Some records:
>>>>

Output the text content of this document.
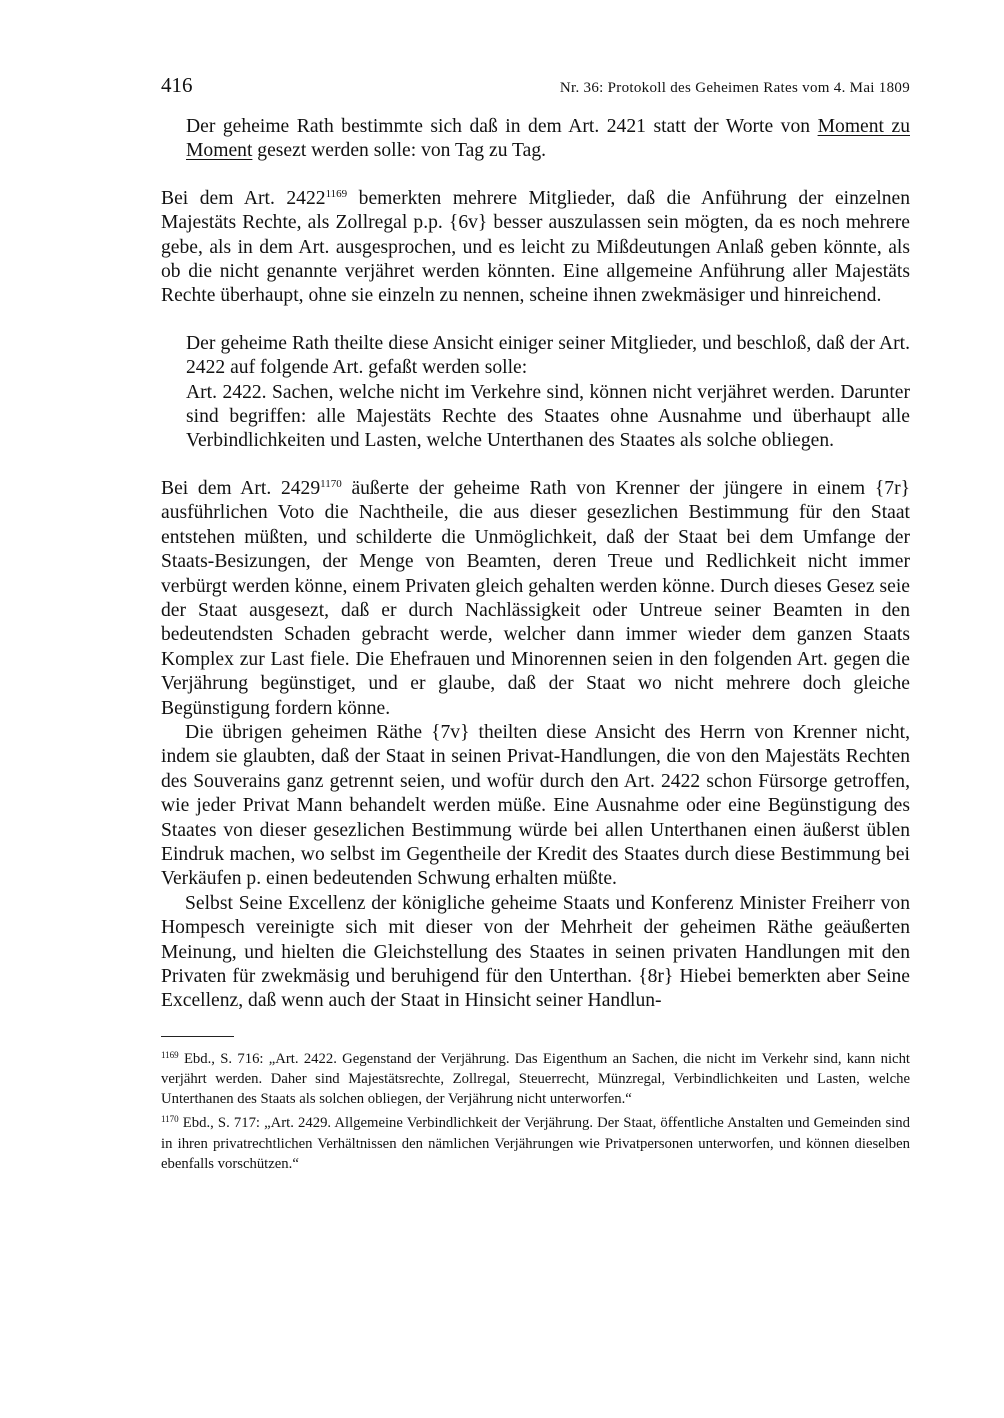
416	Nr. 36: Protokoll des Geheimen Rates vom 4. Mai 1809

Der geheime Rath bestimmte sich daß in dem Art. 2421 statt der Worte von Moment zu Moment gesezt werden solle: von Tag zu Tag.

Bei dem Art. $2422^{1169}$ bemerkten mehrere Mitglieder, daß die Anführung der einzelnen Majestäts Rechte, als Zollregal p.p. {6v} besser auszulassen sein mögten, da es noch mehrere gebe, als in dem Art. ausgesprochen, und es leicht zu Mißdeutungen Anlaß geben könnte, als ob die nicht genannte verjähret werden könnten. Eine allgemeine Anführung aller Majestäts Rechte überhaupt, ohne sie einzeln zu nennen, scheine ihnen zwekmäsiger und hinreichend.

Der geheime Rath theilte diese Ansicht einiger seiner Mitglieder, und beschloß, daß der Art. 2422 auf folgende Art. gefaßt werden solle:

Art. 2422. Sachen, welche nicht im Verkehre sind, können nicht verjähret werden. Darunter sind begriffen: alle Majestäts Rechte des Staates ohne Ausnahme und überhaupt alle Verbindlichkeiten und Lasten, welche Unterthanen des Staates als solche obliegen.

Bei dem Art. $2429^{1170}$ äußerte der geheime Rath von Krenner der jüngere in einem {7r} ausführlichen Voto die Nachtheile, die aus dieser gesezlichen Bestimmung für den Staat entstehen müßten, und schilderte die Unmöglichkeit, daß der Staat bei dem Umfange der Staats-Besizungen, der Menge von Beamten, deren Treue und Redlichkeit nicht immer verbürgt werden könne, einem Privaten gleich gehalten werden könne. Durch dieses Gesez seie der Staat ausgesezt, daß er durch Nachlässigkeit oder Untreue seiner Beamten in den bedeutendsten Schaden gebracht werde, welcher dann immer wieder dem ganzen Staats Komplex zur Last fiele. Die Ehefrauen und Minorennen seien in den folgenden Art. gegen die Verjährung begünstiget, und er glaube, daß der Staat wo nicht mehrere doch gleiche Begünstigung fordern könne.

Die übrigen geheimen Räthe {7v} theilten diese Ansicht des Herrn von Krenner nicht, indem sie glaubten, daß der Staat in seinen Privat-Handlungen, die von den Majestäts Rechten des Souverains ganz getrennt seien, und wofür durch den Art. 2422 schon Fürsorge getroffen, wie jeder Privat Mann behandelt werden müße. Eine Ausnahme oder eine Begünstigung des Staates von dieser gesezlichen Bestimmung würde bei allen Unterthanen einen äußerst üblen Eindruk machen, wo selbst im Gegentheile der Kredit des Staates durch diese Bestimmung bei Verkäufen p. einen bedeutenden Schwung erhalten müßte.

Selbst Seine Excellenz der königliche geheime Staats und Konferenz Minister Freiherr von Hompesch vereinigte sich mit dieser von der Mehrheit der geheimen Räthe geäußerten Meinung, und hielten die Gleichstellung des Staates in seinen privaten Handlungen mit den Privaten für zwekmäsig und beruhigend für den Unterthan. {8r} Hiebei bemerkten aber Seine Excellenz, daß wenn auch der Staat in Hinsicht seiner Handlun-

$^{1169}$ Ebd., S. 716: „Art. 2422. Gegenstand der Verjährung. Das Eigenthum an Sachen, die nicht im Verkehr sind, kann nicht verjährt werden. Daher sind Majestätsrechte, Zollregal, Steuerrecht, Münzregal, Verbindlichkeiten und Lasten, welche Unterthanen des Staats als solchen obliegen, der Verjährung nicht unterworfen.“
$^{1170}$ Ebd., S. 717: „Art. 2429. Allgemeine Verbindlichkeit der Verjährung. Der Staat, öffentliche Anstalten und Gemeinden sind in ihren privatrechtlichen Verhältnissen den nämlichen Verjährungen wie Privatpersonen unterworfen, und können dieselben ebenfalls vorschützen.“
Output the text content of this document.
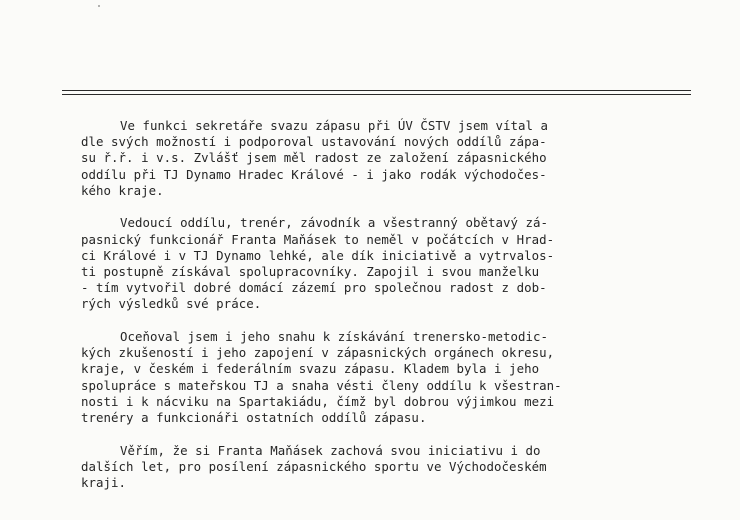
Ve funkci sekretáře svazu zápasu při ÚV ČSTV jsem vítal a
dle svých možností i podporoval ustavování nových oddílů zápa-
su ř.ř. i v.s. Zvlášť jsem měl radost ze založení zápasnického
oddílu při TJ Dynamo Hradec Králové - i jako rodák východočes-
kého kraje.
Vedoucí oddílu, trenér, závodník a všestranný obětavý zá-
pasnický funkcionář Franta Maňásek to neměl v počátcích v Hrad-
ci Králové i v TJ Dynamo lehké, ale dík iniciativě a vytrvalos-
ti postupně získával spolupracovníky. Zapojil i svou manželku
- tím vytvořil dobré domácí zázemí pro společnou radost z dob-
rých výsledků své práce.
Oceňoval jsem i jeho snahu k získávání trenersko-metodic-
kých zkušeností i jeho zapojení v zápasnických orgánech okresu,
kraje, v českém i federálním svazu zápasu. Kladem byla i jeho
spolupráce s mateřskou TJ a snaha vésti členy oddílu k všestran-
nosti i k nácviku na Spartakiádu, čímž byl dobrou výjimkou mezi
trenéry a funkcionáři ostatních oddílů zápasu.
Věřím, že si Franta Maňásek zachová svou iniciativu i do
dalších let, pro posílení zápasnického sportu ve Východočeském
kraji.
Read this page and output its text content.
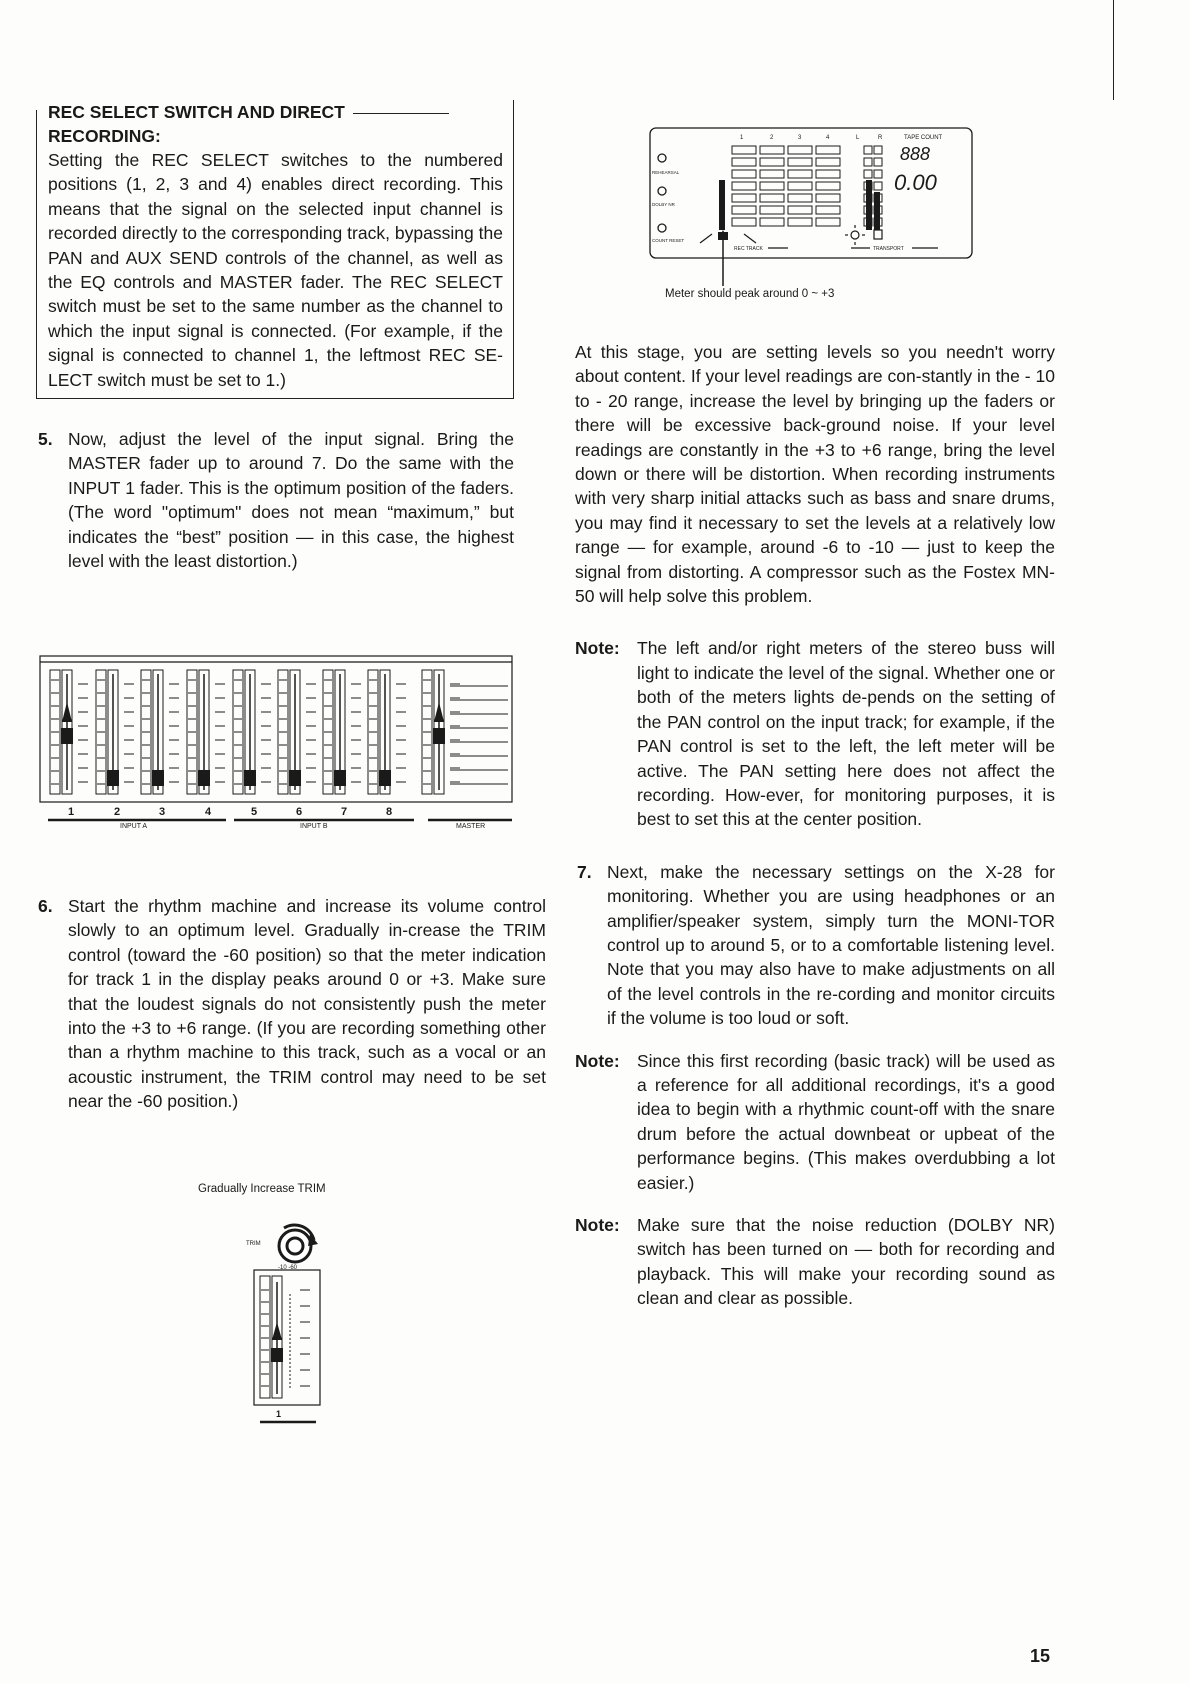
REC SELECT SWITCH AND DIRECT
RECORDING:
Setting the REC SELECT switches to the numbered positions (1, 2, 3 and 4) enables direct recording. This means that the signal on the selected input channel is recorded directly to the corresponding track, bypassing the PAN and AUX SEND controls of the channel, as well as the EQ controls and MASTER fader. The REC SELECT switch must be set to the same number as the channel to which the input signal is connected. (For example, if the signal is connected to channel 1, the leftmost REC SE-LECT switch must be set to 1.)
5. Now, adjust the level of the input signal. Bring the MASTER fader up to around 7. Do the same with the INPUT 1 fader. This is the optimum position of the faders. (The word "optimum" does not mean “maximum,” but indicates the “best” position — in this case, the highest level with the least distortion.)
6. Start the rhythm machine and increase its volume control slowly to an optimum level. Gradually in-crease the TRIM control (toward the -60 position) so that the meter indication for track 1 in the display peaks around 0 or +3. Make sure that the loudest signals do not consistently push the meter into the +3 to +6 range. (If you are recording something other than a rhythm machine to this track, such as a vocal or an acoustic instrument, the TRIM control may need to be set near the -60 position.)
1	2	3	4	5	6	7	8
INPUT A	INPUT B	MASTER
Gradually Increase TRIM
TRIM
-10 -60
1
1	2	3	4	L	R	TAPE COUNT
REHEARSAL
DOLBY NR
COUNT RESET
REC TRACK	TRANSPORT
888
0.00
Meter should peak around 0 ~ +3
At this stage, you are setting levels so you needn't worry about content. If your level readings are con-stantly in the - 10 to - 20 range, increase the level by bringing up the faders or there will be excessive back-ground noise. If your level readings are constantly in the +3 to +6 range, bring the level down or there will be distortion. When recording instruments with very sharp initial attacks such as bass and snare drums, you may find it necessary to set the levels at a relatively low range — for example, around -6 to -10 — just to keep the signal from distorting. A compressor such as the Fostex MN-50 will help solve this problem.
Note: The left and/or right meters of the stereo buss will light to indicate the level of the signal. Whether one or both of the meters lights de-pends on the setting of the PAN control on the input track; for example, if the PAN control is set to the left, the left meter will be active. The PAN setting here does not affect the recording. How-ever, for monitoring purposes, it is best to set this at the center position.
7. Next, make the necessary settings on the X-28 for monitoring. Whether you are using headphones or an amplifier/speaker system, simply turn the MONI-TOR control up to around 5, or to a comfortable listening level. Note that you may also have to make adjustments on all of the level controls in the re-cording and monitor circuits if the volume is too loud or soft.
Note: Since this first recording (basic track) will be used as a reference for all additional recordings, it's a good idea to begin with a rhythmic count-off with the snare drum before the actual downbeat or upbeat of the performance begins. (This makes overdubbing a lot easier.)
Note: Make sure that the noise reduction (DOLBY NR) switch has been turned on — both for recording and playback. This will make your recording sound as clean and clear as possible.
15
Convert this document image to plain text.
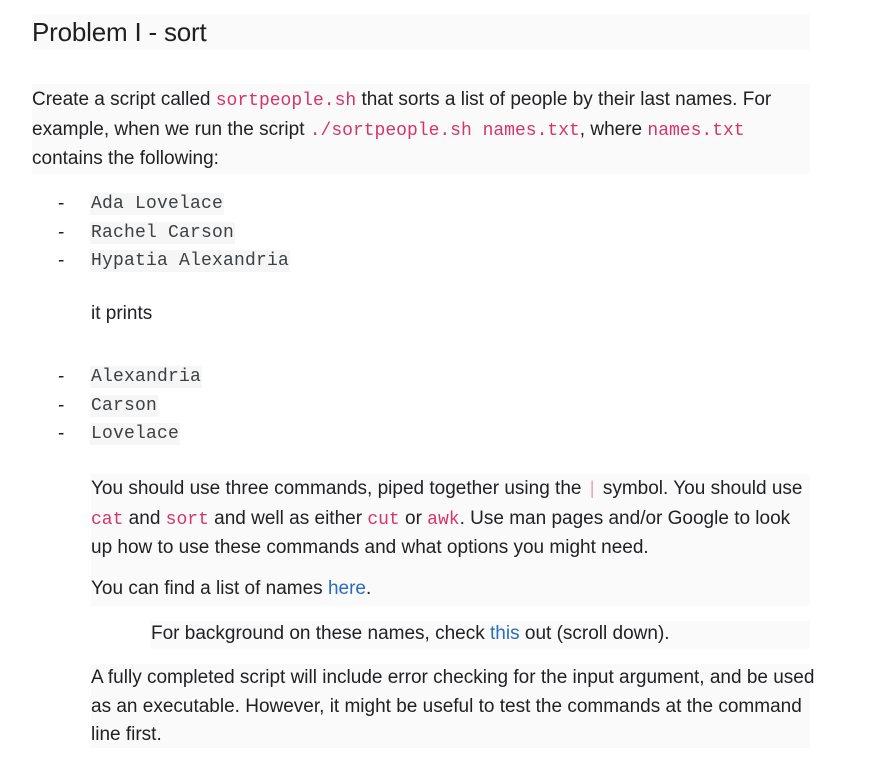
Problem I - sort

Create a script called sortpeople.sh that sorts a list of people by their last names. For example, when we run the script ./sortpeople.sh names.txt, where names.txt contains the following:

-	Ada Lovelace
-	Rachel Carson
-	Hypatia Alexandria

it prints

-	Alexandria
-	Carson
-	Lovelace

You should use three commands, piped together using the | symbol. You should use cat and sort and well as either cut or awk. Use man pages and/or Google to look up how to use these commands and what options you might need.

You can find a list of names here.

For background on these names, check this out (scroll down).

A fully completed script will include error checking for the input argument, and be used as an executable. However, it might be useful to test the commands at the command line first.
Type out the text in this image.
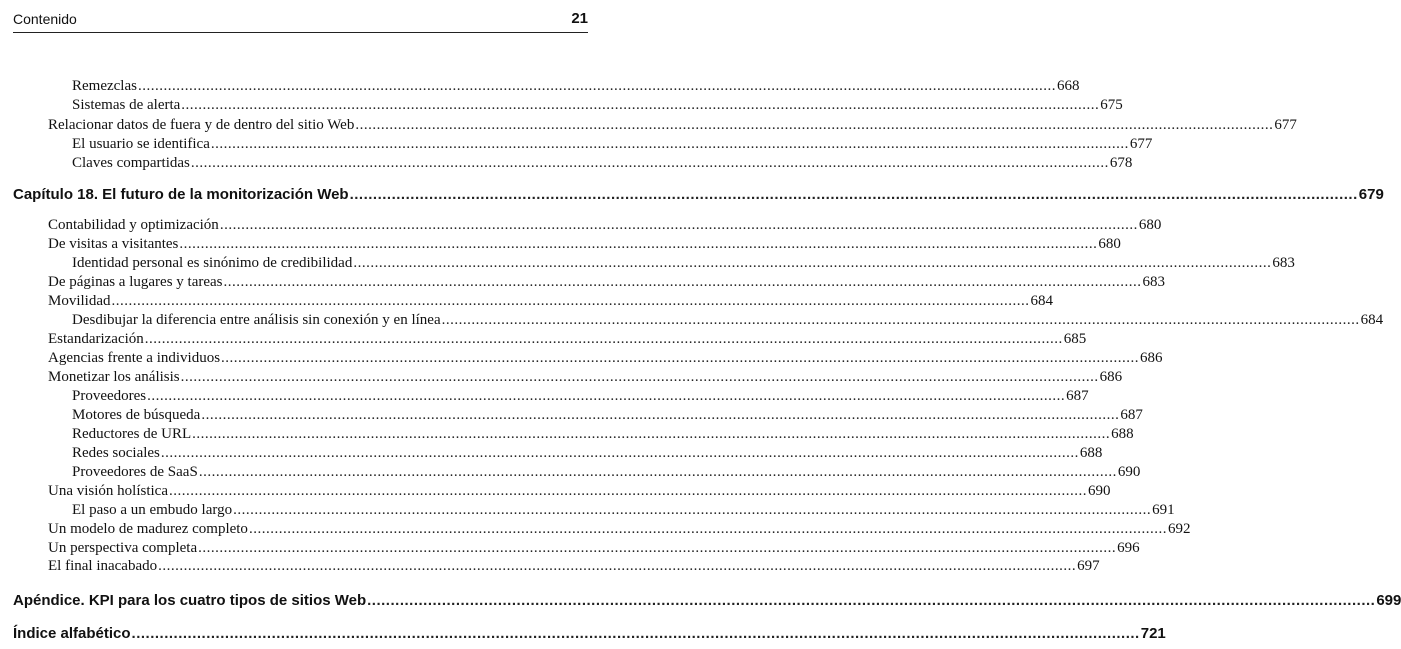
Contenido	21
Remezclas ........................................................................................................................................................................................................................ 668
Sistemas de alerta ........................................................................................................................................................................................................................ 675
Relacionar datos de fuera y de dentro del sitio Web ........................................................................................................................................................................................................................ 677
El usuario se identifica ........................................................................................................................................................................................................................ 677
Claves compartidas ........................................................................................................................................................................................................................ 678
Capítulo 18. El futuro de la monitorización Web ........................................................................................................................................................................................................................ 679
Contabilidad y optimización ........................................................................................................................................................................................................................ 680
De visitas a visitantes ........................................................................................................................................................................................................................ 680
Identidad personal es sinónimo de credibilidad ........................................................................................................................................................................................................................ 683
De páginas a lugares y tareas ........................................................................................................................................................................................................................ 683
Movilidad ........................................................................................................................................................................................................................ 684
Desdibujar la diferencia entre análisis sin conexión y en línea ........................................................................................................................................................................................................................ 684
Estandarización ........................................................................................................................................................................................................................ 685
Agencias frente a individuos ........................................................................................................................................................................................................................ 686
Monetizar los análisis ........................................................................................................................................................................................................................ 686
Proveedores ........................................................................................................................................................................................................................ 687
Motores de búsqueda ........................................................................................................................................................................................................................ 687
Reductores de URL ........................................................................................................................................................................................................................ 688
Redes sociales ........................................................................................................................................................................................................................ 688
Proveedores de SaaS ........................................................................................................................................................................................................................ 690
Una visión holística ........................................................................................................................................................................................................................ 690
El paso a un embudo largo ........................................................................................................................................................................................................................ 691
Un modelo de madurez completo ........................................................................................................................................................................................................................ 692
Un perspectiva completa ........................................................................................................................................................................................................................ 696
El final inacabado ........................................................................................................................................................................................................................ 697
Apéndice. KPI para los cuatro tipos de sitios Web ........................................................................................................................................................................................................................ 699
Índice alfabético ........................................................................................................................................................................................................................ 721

<<<<

* [Stated goal]:
Provide the number of lines in these entries that hold the word "seinen", without any accompanying text.

* [Result for this exercise]:
2